## Exercise objective
Below is a block of records; return all of them exactly, but without the images.

[Collection entries]
▼▼▼
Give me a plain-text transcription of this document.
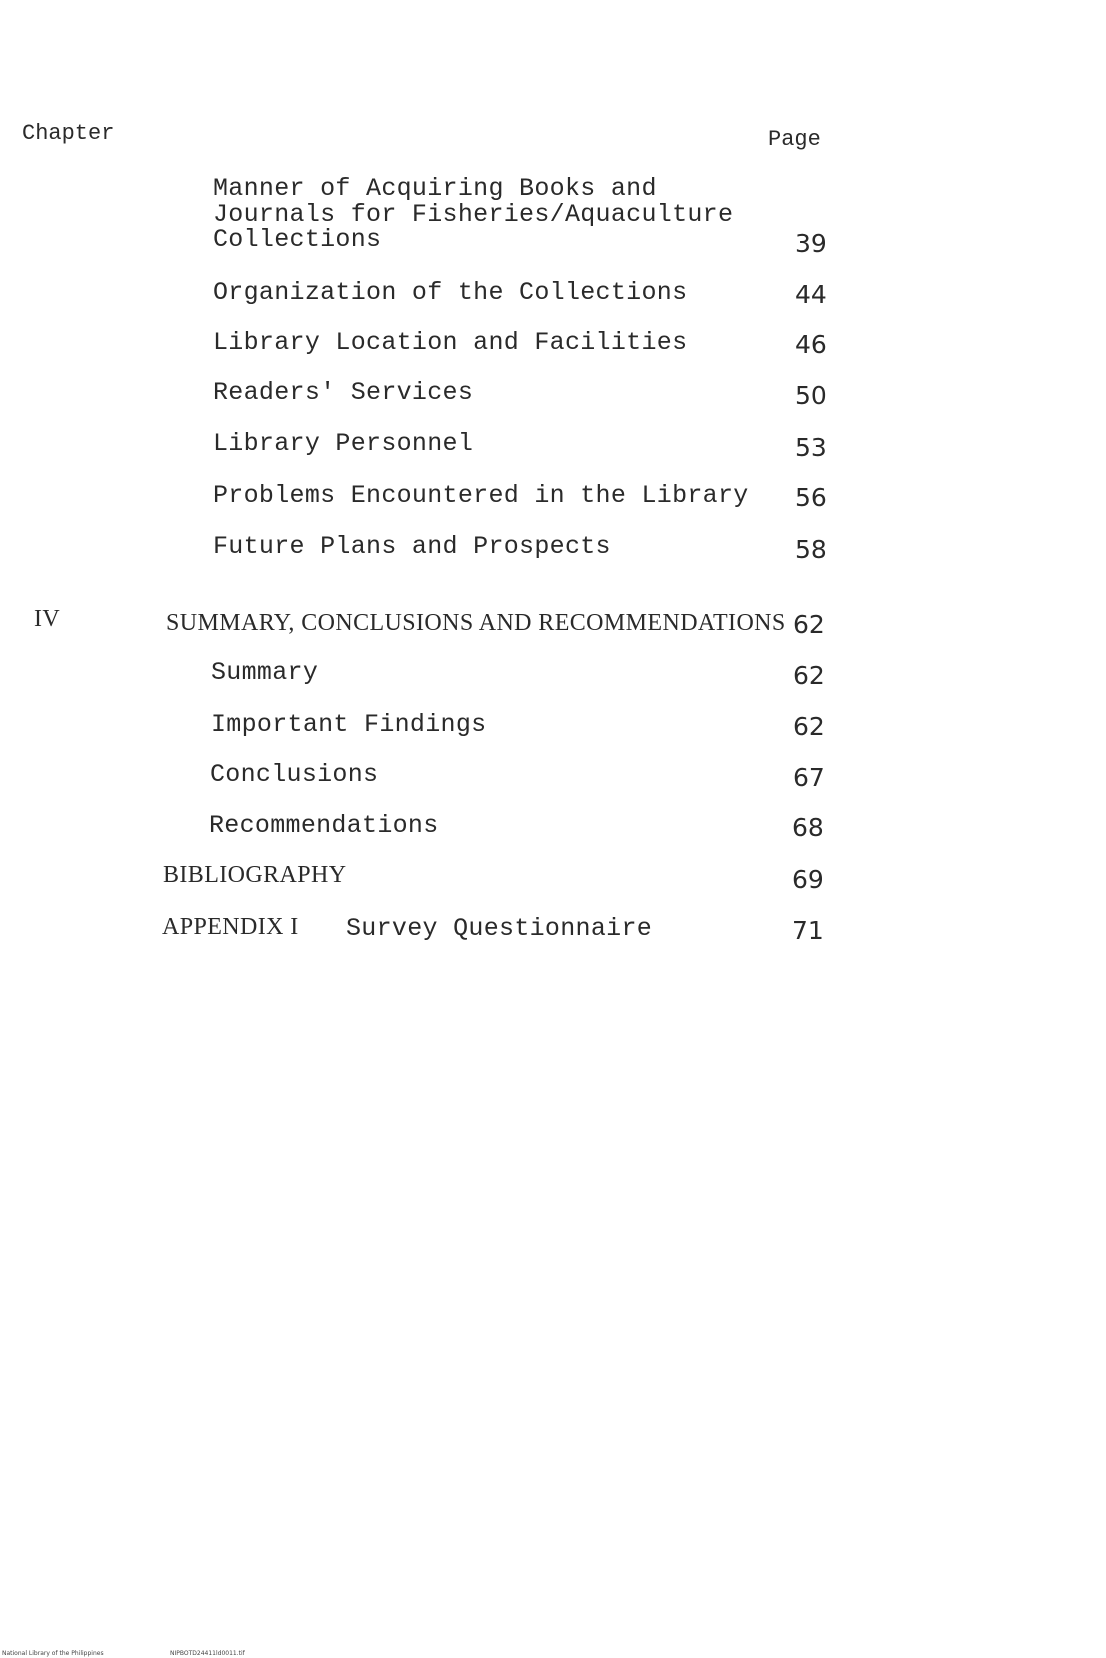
Chapter	Page
Manner of Acquiring Books and
Journals for Fisheries/Aquaculture
Collections	39
Organization of the Collections	44
Library Location and Facilities	46
Readers' Services	50
Library Personnel	53
Problems Encountered in the Library 56
Future Plans and Prospects	58
IV	SUMMARY, CONCLUSIONS AND RECOMMENDATIONS 62
Summary	62
Important Findings	62
Conclusions	67
Recommendations	68
BIBLIOGRAPHY	69
APPENDIX I Survey Questionnaire	71
National Library of the Philippines	NIPBOTD24411ld0011.tif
▲▲▲
## The response
Give me a plain-text transcription of this document.
Chapter	Page
Manner of Acquiring Books and
Journals for Fisheries/Aquaculture
Collections	39
Organization of the Collections	44
Library Location and Facilities	46
Readers' Services	50
Library Personnel	53
Problems Encountered in the Library 56
Future Plans and Prospects	58
IV	SUMMARY, CONCLUSIONS AND RECOMMENDATIONS 62
Summary	62
Important Findings	62
Conclusions	67
Recommendations	68
BIBLIOGRAPHY	69
APPENDIX I Survey Questionnaire	71
National Library of the Philippines	NIPBOTD24411ld0011.tif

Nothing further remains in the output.